#### Exercise
Output every record below exactly as it appears.

[Start of Data listing]

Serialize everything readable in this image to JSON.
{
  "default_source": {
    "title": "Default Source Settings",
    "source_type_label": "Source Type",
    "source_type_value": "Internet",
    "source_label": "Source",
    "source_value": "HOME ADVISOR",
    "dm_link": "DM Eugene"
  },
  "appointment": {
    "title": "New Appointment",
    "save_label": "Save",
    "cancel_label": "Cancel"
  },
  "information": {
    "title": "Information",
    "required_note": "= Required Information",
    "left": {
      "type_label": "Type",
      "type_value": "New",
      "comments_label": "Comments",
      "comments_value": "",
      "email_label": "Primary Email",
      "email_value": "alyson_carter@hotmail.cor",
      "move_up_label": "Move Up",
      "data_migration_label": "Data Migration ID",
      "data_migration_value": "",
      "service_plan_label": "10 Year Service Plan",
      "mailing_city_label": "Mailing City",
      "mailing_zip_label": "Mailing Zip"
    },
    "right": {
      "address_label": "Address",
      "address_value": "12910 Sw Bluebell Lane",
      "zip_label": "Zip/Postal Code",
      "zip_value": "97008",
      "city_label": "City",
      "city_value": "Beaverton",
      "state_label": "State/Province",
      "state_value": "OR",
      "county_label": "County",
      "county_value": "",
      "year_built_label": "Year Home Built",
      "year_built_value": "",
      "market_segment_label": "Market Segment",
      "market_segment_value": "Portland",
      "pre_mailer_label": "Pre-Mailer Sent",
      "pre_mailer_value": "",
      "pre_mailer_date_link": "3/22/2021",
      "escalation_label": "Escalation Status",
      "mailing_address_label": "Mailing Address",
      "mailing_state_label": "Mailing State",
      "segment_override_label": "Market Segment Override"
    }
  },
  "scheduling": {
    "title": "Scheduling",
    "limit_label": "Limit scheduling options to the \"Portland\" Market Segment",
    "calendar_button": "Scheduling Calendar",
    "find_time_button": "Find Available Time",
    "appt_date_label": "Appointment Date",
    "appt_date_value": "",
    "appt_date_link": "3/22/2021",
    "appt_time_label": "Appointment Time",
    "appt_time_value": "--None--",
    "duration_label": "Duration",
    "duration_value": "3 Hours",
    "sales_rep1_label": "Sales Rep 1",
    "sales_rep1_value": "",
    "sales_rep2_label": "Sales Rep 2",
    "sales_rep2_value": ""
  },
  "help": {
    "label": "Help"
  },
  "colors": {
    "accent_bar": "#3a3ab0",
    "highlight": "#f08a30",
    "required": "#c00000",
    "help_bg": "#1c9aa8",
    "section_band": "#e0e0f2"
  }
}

[End of Data listing]

#### Answer for the task
Serialize everything readable in this image to JSON.
{
  "default_source": {
    "title": "Default Source Settings",
    "source_type_label": "Source Type",
    "source_type_value": "Internet",
    "source_label": "Source",
    "source_value": "HOME ADVISOR",
    "dm_link": "DM Eugene"
  },
  "appointment": {
    "title": "New Appointment",
    "save_label": "Save",
    "cancel_label": "Cancel"
  },
  "information": {
    "title": "Information",
    "required_note": "= Required Information",
    "left": {
      "type_label": "Type",
      "type_value": "New",
      "comments_label": "Comments",
      "comments_value": "",
      "email_label": "Primary Email",
      "email_value": "alyson_carter@hotmail.cor",
      "move_up_label": "Move Up",
      "data_migration_label": "Data Migration ID",
      "data_migration_value": "",
      "service_plan_label": "10 Year Service Plan",
      "mailing_city_label": "Mailing City",
      "mailing_zip_label": "Mailing Zip"
    },
    "right": {
      "address_label": "Address",
      "address_value": "12910 Sw Bluebell Lane",
      "zip_label": "Zip/Postal Code",
      "zip_value": "97008",
      "city_label": "City",
      "city_value": "Beaverton",
      "state_label": "State/Province",
      "state_value": "OR",
      "county_label": "County",
      "county_value": "",
      "year_built_label": "Year Home Built",
      "year_built_value": "",
      "market_segment_label": "Market Segment",
      "market_segment_value": "Portland",
      "pre_mailer_label": "Pre-Mailer Sent",
      "pre_mailer_value": "",
      "pre_mailer_date_link": "3/22/2021",
      "escalation_label": "Escalation Status",
      "mailing_address_label": "Mailing Address",
      "mailing_state_label": "Mailing State",
      "segment_override_label": "Market Segment Override"
    }
  },
  "scheduling": {
    "title": "Scheduling",
    "limit_label": "Limit scheduling options to the \"Portland\" Market Segment",
    "calendar_button": "Scheduling Calendar",
    "find_time_button": "Find Available Time",
    "appt_date_label": "Appointment Date",
    "appt_date_value": "",
    "appt_date_link": "3/22/2021",
    "appt_time_label": "Appointment Time",
    "appt_time_value": "--None--",
    "duration_label": "Duration",
    "duration_value": "3 Hours",
    "sales_rep1_label": "Sales Rep 1",
    "sales_rep1_value": "",
    "sales_rep2_label": "Sales Rep 2",
    "sales_rep2_value": ""
  },
  "help": {
    "label": "Help"
  },
  "colors": {
    "accent_bar": "#3a3ab0",
    "highlight": "#f08a30",
    "required": "#c00000",
    "help_bg": "#1c9aa8",
    "section_band": "#e0e0f2"
  }
}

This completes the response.